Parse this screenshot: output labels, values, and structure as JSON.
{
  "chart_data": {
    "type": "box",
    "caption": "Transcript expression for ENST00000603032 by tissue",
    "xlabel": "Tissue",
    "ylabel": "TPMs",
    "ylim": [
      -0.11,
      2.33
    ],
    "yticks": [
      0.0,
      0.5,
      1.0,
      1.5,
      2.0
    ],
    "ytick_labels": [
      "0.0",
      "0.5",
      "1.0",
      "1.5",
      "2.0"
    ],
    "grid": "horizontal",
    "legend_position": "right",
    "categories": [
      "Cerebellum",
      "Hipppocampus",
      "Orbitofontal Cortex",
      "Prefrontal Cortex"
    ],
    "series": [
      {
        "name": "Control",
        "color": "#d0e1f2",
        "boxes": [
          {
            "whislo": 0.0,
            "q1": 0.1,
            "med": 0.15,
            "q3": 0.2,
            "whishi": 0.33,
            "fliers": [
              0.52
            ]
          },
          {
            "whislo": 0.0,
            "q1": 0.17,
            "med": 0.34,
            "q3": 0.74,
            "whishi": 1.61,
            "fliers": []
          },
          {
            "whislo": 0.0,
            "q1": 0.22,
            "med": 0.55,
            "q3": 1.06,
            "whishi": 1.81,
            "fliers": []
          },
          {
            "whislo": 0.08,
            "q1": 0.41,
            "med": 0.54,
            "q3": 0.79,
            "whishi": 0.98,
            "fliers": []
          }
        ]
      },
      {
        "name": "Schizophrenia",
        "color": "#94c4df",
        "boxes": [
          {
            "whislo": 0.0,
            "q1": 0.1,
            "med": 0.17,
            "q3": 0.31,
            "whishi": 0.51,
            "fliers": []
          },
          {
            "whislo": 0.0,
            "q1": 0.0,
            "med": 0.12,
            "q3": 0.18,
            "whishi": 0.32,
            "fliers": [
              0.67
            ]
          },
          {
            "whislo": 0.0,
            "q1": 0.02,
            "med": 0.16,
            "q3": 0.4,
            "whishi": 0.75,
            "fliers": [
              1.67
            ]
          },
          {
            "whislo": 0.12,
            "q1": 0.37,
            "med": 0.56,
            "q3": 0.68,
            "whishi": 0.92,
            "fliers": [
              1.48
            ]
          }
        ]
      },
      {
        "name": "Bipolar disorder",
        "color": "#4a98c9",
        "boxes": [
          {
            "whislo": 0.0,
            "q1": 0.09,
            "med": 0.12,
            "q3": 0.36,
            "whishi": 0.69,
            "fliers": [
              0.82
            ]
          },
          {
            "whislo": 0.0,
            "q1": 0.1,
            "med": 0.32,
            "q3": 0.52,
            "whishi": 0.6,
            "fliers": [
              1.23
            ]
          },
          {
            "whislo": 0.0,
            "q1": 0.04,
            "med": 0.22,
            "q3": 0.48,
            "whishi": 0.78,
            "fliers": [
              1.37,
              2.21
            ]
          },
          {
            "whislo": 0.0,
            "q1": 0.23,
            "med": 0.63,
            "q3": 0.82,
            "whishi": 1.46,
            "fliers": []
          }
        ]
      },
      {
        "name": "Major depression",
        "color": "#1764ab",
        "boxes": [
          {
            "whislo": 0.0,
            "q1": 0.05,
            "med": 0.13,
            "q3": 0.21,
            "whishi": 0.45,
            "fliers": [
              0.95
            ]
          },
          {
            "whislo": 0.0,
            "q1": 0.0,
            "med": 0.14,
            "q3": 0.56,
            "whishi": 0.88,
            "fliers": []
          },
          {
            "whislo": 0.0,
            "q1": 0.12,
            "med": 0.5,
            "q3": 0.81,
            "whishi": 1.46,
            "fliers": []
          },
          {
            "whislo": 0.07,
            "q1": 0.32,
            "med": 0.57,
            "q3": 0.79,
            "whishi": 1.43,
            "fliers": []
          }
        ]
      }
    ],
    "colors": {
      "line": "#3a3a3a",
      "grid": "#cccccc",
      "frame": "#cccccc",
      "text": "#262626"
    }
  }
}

→ Set task:
Return each line among the entries that holds the word "name".

→ Response for this exercise:
        "name": "Control",
        "name": "Schizophrenia",
        "name": "Bipolar disorder",
        "name": "Major depression",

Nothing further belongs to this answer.